> [WORK TO COMPLETE]: Your task is to print every entry below exactly as given.

> [GIVEN INFORMATION]:
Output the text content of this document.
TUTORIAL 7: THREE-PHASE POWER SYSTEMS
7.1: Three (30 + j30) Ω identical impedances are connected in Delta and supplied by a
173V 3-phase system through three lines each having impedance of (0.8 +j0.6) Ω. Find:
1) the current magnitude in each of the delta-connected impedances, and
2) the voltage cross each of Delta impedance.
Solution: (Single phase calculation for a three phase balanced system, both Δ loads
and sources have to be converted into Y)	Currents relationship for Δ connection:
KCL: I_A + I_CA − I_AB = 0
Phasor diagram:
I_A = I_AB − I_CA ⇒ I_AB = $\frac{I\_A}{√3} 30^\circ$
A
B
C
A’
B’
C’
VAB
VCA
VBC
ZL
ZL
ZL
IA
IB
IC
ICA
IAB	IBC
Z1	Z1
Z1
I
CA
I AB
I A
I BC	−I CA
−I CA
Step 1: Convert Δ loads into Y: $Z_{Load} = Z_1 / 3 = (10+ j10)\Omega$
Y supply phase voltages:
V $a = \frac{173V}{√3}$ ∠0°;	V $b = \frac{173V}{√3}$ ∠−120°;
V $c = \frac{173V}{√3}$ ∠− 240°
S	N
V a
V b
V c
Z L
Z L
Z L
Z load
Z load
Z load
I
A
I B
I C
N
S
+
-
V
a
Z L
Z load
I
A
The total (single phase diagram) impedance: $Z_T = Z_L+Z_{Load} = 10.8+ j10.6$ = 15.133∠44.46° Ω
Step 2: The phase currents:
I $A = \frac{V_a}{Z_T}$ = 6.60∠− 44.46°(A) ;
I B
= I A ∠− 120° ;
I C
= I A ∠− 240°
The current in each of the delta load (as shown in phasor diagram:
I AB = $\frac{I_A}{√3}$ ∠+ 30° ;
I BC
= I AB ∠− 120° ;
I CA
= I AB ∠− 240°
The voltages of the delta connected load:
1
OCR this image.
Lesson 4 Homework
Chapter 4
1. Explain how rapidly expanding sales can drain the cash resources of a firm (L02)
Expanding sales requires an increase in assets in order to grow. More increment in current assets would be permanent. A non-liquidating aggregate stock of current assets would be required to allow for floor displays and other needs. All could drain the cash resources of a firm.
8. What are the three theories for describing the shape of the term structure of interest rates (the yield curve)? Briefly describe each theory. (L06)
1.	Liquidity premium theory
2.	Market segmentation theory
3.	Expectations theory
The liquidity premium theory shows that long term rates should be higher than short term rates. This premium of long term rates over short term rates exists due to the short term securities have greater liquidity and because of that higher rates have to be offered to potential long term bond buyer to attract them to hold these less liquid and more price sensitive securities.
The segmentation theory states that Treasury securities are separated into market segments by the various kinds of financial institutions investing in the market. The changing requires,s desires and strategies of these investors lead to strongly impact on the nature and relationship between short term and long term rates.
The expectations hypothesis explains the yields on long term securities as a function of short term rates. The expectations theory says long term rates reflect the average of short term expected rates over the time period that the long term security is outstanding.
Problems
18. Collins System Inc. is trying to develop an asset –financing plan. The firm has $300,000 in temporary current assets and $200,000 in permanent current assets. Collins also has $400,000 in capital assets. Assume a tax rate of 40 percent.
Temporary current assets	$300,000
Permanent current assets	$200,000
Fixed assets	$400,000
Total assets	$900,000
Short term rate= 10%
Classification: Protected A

> [TASK ANSWER]:
Output the text content of this document.
TUTORIAL 7: THREE-PHASE POWER SYSTEMS
7.1: Three (30 + j30) Ω identical impedances are connected in Delta and supplied by a
173V 3-phase system through three lines each having impedance of (0.8 +j0.6) Ω. Find:
1) the current magnitude in each of the delta-connected impedances, and
2) the voltage cross each of Delta impedance.
Solution: (Single phase calculation for a three phase balanced system, both Δ loads
and sources have to be converted into Y)	Currents relationship for Δ connection:
KCL: I_A + I_CA − I_AB = 0
Phasor diagram:
I_A = I_AB − I_CA ⇒ I_AB = $\frac{I\_A}{√3} 30^\circ$
A
B
C
A’
B’
C’
VAB
VCA
VBC
ZL
ZL
ZL
IA
IB
IC
ICA
IAB	IBC
Z1	Z1
Z1
I
CA
I AB
I A
I BC	−I CA
−I CA
Step 1: Convert Δ loads into Y: $Z_{Load} = Z_1 / 3 = (10+ j10)\Omega$
Y supply phase voltages:
V $a = \frac{173V}{√3}$ ∠0°;	V $b = \frac{173V}{√3}$ ∠−120°;
V $c = \frac{173V}{√3}$ ∠− 240°
S	N
V a
V b
V c
Z L
Z L
Z L
Z load
Z load
Z load
I
A
I B
I C
N
S
+
-
V
a
Z L
Z load
I
A
The total (single phase diagram) impedance: $Z_T = Z_L+Z_{Load} = 10.8+ j10.6$ = 15.133∠44.46° Ω
Step 2: The phase currents:
I $A = \frac{V_a}{Z_T}$ = 6.60∠− 44.46°(A) ;
I B
= I A ∠− 120° ;
I C
= I A ∠− 240°
The current in each of the delta load (as shown in phasor diagram:
I AB = $\frac{I_A}{√3}$ ∠+ 30° ;
I BC
= I AB ∠− 120° ;
I CA
= I AB ∠− 240°
The voltages of the delta connected load:
1
OCR this image.
Lesson 4 Homework
Chapter 4
1. Explain how rapidly expanding sales can drain the cash resources of a firm (L02)
Expanding sales requires an increase in assets in order to grow. More increment in current assets would be permanent. A non-liquidating aggregate stock of current assets would be required to allow for floor displays and other needs. All could drain the cash resources of a firm.
8. What are the three theories for describing the shape of the term structure of interest rates (the yield curve)? Briefly describe each theory. (L06)
1.	Liquidity premium theory
2.	Market segmentation theory
3.	Expectations theory
The liquidity premium theory shows that long term rates should be higher than short term rates. This premium of long term rates over short term rates exists due to the short term securities have greater liquidity and because of that higher rates have to be offered to potential long term bond buyer to attract them to hold these less liquid and more price sensitive securities.
The segmentation theory states that Treasury securities are separated into market segments by the various kinds of financial institutions investing in the market. The changing requires,s desires and strategies of these investors lead to strongly impact on the nature and relationship between short term and long term rates.
The expectations hypothesis explains the yields on long term securities as a function of short term rates. The expectations theory says long term rates reflect the average of short term expected rates over the time period that the long term security is outstanding.
Problems
18. Collins System Inc. is trying to develop an asset –financing plan. The firm has $300,000 in temporary current assets and $200,000 in permanent current assets. Collins also has $400,000 in capital assets. Assume a tax rate of 40 percent.
Temporary current assets	$300,000
Permanent current assets	$200,000
Fixed assets	$400,000
Total assets	$900,000
Short term rate= 10%
Classification: Protected A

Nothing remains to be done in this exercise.